### Material to process
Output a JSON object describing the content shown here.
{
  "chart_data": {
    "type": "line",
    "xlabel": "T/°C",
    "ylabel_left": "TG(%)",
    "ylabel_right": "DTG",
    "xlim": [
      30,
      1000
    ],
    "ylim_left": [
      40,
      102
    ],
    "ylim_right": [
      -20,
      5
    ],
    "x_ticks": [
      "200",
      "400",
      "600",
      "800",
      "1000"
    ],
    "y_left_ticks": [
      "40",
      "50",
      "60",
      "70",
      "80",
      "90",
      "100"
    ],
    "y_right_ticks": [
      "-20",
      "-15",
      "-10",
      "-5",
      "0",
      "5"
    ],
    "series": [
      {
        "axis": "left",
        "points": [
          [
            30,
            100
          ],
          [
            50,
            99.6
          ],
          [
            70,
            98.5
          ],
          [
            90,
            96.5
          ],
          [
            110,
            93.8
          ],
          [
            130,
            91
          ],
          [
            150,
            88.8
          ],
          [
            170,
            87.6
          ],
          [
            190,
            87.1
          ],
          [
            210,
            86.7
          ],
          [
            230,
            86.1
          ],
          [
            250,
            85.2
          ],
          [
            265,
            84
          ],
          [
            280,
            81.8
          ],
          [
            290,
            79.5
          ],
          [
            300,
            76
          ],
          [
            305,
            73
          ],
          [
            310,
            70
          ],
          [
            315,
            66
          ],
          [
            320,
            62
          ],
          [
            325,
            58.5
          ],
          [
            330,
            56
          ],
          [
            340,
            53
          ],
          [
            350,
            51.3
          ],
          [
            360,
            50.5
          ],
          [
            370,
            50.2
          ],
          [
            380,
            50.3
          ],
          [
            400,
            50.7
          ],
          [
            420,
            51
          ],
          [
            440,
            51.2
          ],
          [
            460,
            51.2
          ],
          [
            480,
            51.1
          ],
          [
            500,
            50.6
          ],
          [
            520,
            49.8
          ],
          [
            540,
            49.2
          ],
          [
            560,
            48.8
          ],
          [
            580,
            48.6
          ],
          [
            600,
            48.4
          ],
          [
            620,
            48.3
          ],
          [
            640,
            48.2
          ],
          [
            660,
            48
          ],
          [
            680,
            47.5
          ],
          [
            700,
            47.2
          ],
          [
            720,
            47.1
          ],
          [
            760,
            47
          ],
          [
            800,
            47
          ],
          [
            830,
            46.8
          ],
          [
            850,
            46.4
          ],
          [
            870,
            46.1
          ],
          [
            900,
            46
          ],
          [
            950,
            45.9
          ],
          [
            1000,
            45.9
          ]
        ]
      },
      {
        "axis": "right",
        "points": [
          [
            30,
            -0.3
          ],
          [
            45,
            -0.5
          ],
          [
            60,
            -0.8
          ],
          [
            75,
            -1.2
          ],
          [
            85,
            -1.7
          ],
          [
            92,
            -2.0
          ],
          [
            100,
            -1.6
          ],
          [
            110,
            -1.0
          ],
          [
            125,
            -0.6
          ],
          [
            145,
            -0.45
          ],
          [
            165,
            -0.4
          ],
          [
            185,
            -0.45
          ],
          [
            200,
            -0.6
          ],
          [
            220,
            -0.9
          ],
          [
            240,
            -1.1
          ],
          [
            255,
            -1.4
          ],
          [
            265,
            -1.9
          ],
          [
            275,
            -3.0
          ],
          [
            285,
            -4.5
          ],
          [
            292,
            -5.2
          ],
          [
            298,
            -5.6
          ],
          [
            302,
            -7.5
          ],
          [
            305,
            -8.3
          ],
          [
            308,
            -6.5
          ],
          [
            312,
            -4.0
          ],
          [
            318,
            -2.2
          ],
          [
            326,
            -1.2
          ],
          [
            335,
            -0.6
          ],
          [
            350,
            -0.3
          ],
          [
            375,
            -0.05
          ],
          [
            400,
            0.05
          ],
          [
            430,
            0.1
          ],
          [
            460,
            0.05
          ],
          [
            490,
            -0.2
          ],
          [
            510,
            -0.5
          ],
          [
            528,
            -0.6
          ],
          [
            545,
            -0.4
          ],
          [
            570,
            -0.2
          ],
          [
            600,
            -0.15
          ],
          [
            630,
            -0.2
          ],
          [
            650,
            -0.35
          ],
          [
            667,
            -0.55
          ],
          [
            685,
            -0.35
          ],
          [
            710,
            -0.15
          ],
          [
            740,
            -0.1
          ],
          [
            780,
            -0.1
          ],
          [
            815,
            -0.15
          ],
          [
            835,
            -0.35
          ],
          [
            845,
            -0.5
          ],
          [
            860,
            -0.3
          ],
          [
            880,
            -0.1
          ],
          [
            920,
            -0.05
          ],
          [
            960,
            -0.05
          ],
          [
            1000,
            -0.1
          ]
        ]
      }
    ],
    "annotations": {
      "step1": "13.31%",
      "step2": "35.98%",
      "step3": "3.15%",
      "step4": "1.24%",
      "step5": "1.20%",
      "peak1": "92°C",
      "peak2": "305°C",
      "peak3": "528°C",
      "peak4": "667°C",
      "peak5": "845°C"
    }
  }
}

### Direction
Print the listing above in its entirety, with every line exact.

### The output
Output a JSON object describing the content shown here.
{
  "chart_data": {
    "type": "line",
    "xlabel": "T/°C",
    "ylabel_left": "TG(%)",
    "ylabel_right": "DTG",
    "xlim": [
      30,
      1000
    ],
    "ylim_left": [
      40,
      102
    ],
    "ylim_right": [
      -20,
      5
    ],
    "x_ticks": [
      "200",
      "400",
      "600",
      "800",
      "1000"
    ],
    "y_left_ticks": [
      "40",
      "50",
      "60",
      "70",
      "80",
      "90",
      "100"
    ],
    "y_right_ticks": [
      "-20",
      "-15",
      "-10",
      "-5",
      "0",
      "5"
    ],
    "series": [
      {
        "axis": "left",
        "points": [
          [
            30,
            100
          ],
          [
            50,
            99.6
          ],
          [
            70,
            98.5
          ],
          [
            90,
            96.5
          ],
          [
            110,
            93.8
          ],
          [
            130,
            91
          ],
          [
            150,
            88.8
          ],
          [
            170,
            87.6
          ],
          [
            190,
            87.1
          ],
          [
            210,
            86.7
          ],
          [
            230,
            86.1
          ],
          [
            250,
            85.2
          ],
          [
            265,
            84
          ],
          [
            280,
            81.8
          ],
          [
            290,
            79.5
          ],
          [
            300,
            76
          ],
          [
            305,
            73
          ],
          [
            310,
            70
          ],
          [
            315,
            66
          ],
          [
            320,
            62
          ],
          [
            325,
            58.5
          ],
          [
            330,
            56
          ],
          [
            340,
            53
          ],
          [
            350,
            51.3
          ],
          [
            360,
            50.5
          ],
          [
            370,
            50.2
          ],
          [
            380,
            50.3
          ],
          [
            400,
            50.7
          ],
          [
            420,
            51
          ],
          [
            440,
            51.2
          ],
          [
            460,
            51.2
          ],
          [
            480,
            51.1
          ],
          [
            500,
            50.6
          ],
          [
            520,
            49.8
          ],
          [
            540,
            49.2
          ],
          [
            560,
            48.8
          ],
          [
            580,
            48.6
          ],
          [
            600,
            48.4
          ],
          [
            620,
            48.3
          ],
          [
            640,
            48.2
          ],
          [
            660,
            48
          ],
          [
            680,
            47.5
          ],
          [
            700,
            47.2
          ],
          [
            720,
            47.1
          ],
          [
            760,
            47
          ],
          [
            800,
            47
          ],
          [
            830,
            46.8
          ],
          [
            850,
            46.4
          ],
          [
            870,
            46.1
          ],
          [
            900,
            46
          ],
          [
            950,
            45.9
          ],
          [
            1000,
            45.9
          ]
        ]
      },
      {
        "axis": "right",
        "points": [
          [
            30,
            -0.3
          ],
          [
            45,
            -0.5
          ],
          [
            60,
            -0.8
          ],
          [
            75,
            -1.2
          ],
          [
            85,
            -1.7
          ],
          [
            92,
            -2.0
          ],
          [
            100,
            -1.6
          ],
          [
            110,
            -1.0
          ],
          [
            125,
            -0.6
          ],
          [
            145,
            -0.45
          ],
          [
            165,
            -0.4
          ],
          [
            185,
            -0.45
          ],
          [
            200,
            -0.6
          ],
          [
            220,
            -0.9
          ],
          [
            240,
            -1.1
          ],
          [
            255,
            -1.4
          ],
          [
            265,
            -1.9
          ],
          [
            275,
            -3.0
          ],
          [
            285,
            -4.5
          ],
          [
            292,
            -5.2
          ],
          [
            298,
            -5.6
          ],
          [
            302,
            -7.5
          ],
          [
            305,
            -8.3
          ],
          [
            308,
            -6.5
          ],
          [
            312,
            -4.0
          ],
          [
            318,
            -2.2
          ],
          [
            326,
            -1.2
          ],
          [
            335,
            -0.6
          ],
          [
            350,
            -0.3
          ],
          [
            375,
            -0.05
          ],
          [
            400,
            0.05
          ],
          [
            430,
            0.1
          ],
          [
            460,
            0.05
          ],
          [
            490,
            -0.2
          ],
          [
            510,
            -0.5
          ],
          [
            528,
            -0.6
          ],
          [
            545,
            -0.4
          ],
          [
            570,
            -0.2
          ],
          [
            600,
            -0.15
          ],
          [
            630,
            -0.2
          ],
          [
            650,
            -0.35
          ],
          [
            667,
            -0.55
          ],
          [
            685,
            -0.35
          ],
          [
            710,
            -0.15
          ],
          [
            740,
            -0.1
          ],
          [
            780,
            -0.1
          ],
          [
            815,
            -0.15
          ],
          [
            835,
            -0.35
          ],
          [
            845,
            -0.5
          ],
          [
            860,
            -0.3
          ],
          [
            880,
            -0.1
          ],
          [
            920,
            -0.05
          ],
          [
            960,
            -0.05
          ],
          [
            1000,
            -0.1
          ]
        ]
      }
    ],
    "annotations": {
      "step1": "13.31%",
      "step2": "35.98%",
      "step3": "3.15%",
      "step4": "1.24%",
      "step5": "1.20%",
      "peak1": "92°C",
      "peak2": "305°C",
      "peak3": "528°C",
      "peak4": "667°C",
      "peak5": "845°C"
    }
  }
}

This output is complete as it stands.